Problem requirements:
Print all of the lines exactly. Any picture among them stays out.

----

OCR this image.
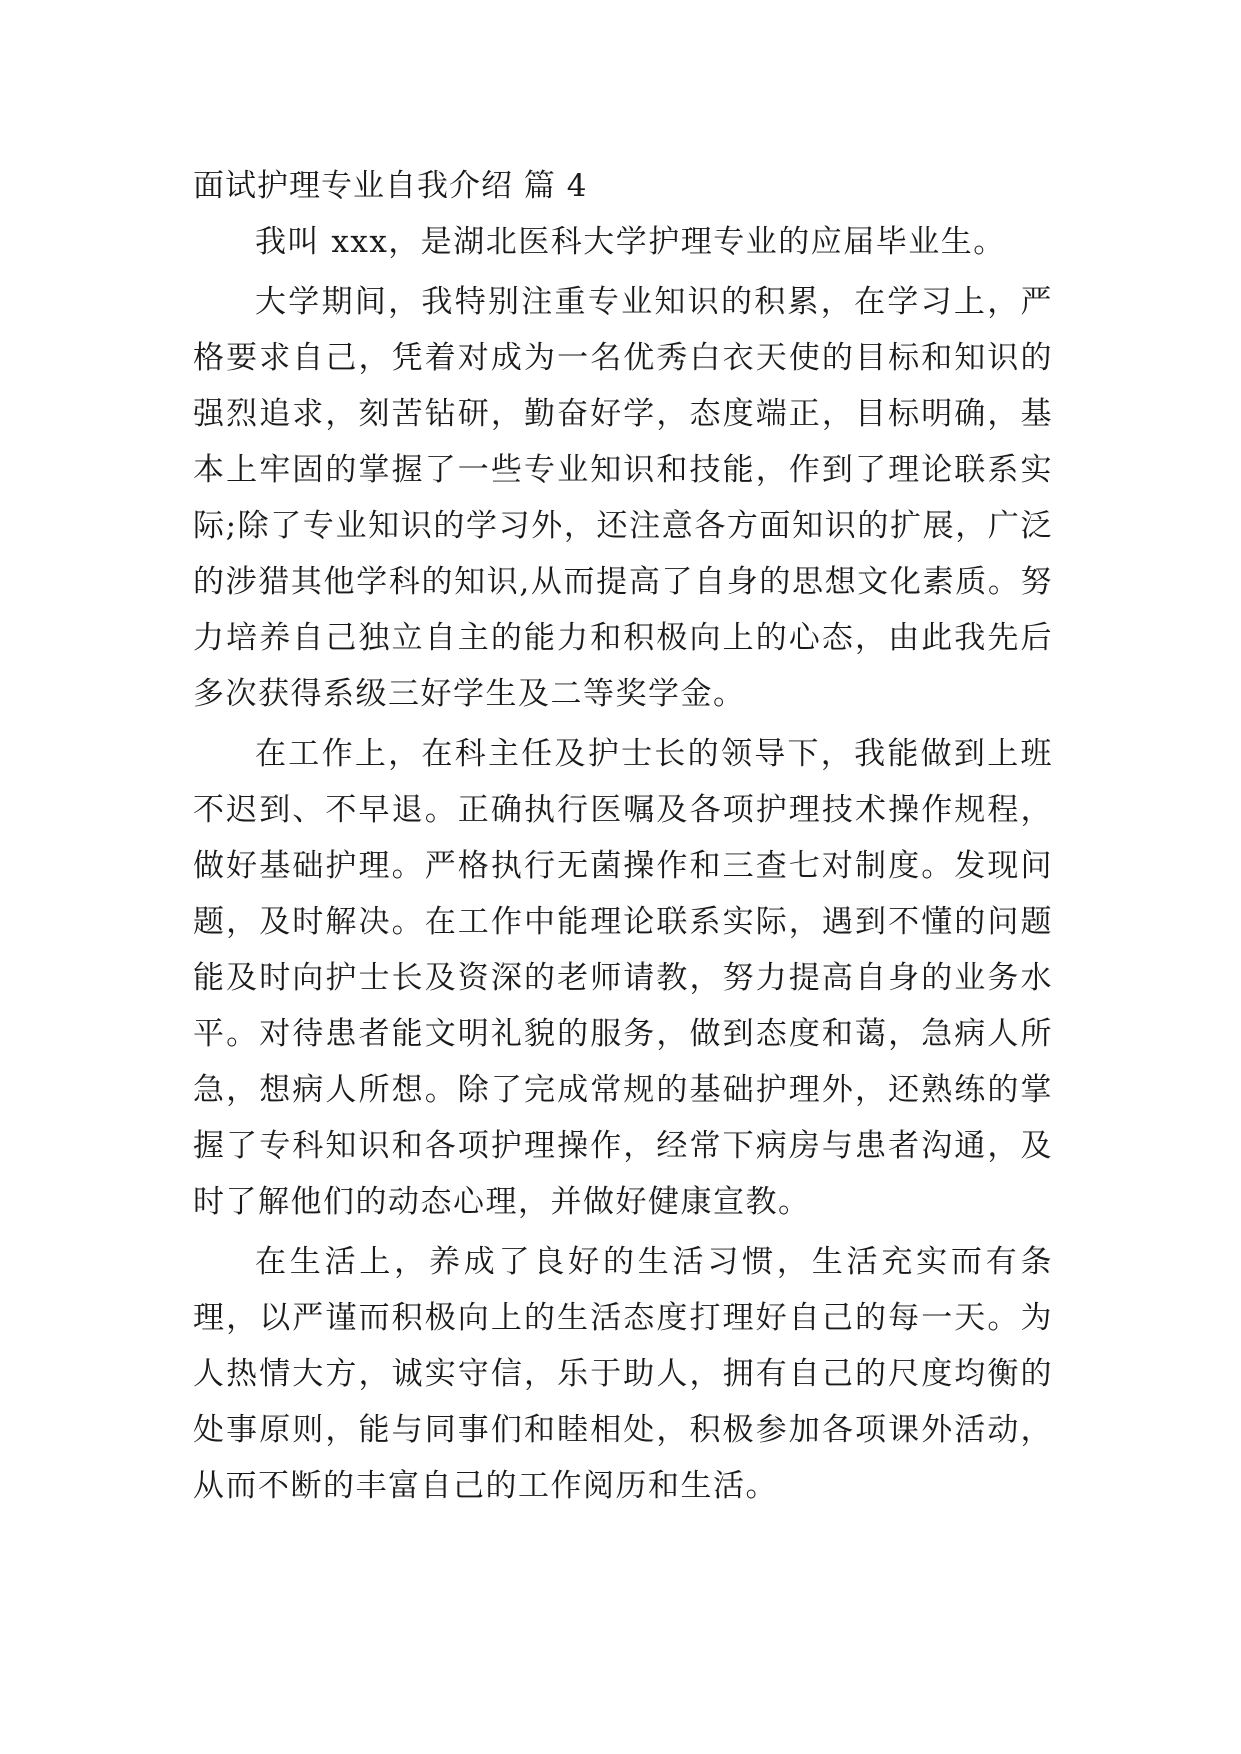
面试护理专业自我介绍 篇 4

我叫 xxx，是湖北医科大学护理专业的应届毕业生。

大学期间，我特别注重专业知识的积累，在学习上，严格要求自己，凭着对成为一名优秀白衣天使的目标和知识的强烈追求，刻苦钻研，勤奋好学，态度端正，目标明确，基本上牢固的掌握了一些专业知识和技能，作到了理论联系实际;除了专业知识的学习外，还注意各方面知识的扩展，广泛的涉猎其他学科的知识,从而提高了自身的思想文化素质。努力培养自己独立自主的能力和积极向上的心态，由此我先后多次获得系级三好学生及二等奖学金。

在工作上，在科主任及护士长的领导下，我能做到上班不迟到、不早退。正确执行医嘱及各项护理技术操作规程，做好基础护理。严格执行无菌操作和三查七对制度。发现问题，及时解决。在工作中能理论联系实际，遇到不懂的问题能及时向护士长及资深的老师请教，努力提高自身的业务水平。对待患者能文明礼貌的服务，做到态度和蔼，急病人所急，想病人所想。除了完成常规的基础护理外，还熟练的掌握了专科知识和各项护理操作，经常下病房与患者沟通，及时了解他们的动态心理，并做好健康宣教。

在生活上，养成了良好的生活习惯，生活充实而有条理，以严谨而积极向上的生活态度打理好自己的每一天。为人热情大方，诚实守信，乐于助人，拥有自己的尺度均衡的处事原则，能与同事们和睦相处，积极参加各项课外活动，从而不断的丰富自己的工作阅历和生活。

----

Output of the task:
OCR this image.
面试护理专业自我介绍 篇 4

我叫 xxx，是湖北医科大学护理专业的应届毕业生。

大学期间，我特别注重专业知识的积累，在学习上，严格要求自己，凭着对成为一名优秀白衣天使的目标和知识的强烈追求，刻苦钻研，勤奋好学，态度端正，目标明确，基本上牢固的掌握了一些专业知识和技能，作到了理论联系实际;除了专业知识的学习外，还注意各方面知识的扩展，广泛的涉猎其他学科的知识,从而提高了自身的思想文化素质。努力培养自己独立自主的能力和积极向上的心态，由此我先后多次获得系级三好学生及二等奖学金。

在工作上，在科主任及护士长的领导下，我能做到上班不迟到、不早退。正确执行医嘱及各项护理技术操作规程，做好基础护理。严格执行无菌操作和三查七对制度。发现问题，及时解决。在工作中能理论联系实际，遇到不懂的问题能及时向护士长及资深的老师请教，努力提高自身的业务水平。对待患者能文明礼貌的服务，做到态度和蔼，急病人所急，想病人所想。除了完成常规的基础护理外，还熟练的掌握了专科知识和各项护理操作，经常下病房与患者沟通，及时了解他们的动态心理，并做好健康宣教。

在生活上，养成了良好的生活习惯，生活充实而有条理，以严谨而积极向上的生活态度打理好自己的每一天。为人热情大方，诚实守信，乐于助人，拥有自己的尺度均衡的处事原则，能与同事们和睦相处，积极参加各项课外活动，从而不断的丰富自己的工作阅历和生活。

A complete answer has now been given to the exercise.